(Requirement) Extract every line where the string "JSON" appears.

[START Records provided]

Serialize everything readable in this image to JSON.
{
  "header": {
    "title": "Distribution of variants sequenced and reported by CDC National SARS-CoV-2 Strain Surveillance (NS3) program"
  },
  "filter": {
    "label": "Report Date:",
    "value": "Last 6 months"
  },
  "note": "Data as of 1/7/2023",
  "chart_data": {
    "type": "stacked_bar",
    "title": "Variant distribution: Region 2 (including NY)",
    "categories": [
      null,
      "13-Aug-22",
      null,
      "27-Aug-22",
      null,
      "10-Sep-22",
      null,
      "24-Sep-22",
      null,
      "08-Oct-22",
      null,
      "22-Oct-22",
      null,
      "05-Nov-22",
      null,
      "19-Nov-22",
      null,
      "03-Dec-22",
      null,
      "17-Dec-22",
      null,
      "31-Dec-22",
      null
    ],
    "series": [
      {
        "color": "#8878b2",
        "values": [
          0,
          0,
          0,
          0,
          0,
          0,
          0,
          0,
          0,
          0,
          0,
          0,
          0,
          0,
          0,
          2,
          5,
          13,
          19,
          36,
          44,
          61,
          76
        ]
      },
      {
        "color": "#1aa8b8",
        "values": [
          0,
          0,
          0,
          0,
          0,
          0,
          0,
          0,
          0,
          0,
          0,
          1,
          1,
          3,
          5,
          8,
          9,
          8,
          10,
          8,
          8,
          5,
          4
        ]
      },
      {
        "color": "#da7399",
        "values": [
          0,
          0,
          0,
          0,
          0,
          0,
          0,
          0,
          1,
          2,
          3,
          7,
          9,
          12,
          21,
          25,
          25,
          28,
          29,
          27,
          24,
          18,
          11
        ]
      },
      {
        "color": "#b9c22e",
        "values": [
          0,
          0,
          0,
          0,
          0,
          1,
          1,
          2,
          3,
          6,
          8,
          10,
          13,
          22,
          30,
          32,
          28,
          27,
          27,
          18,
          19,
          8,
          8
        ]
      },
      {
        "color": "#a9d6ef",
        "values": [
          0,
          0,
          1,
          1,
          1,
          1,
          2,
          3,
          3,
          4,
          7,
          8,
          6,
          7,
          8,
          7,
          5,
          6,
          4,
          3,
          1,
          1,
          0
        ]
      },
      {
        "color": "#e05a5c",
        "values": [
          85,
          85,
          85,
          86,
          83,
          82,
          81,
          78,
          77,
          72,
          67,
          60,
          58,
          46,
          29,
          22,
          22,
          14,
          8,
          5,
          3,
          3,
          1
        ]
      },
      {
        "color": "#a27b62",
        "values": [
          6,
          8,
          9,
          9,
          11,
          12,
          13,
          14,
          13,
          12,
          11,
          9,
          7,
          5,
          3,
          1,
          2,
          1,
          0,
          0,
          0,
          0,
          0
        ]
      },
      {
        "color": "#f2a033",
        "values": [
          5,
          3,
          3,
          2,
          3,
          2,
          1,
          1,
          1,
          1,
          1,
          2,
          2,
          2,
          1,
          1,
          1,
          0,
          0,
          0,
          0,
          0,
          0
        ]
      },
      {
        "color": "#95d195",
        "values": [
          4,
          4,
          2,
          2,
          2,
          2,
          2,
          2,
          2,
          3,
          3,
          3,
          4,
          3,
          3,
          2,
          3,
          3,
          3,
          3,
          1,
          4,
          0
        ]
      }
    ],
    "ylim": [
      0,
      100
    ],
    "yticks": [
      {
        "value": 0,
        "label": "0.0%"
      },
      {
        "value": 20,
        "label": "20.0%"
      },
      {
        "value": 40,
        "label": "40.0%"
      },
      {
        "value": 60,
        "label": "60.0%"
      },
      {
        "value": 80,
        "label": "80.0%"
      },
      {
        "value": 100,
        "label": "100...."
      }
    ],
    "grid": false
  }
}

[END Records provided]
[START Records provided]

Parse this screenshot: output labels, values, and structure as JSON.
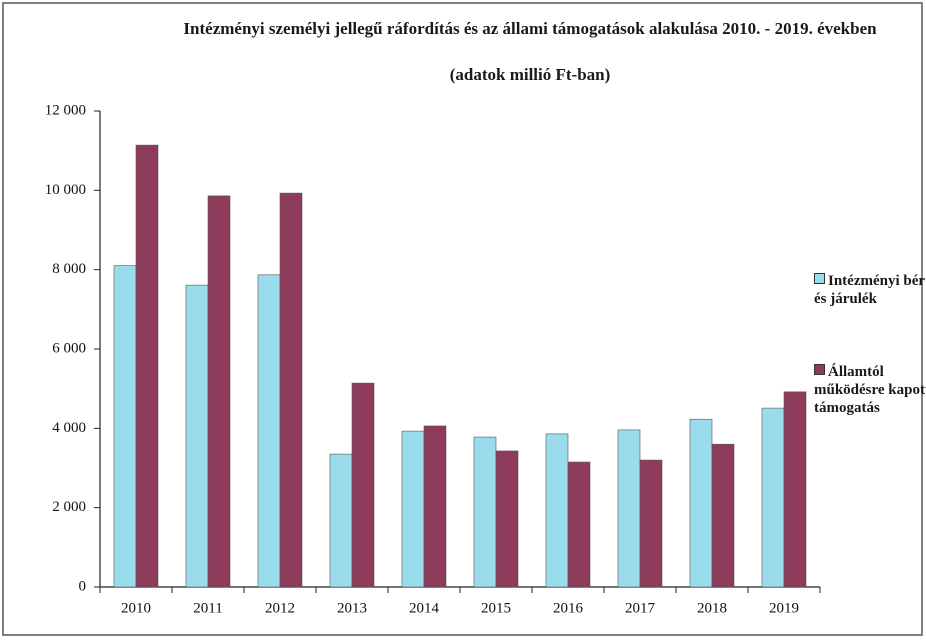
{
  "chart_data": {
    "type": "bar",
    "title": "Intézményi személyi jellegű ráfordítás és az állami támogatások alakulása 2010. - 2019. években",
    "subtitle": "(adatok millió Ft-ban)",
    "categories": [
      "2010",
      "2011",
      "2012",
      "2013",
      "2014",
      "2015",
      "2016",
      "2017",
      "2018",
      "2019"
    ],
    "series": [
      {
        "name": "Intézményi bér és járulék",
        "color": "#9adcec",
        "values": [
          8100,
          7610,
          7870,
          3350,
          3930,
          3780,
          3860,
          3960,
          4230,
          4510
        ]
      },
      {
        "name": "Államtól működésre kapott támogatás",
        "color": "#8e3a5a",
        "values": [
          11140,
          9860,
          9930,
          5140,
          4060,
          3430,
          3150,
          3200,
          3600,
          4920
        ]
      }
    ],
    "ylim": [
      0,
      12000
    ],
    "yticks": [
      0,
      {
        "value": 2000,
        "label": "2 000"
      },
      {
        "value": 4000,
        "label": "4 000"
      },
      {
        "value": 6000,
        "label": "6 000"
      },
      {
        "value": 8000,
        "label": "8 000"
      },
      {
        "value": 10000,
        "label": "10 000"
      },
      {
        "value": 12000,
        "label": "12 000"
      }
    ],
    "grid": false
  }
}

[END Records provided]

(Result of this exercise)
Serialize everything readable in this image to JSON.
Parse this screenshot: output labels, values, and structure as JSON.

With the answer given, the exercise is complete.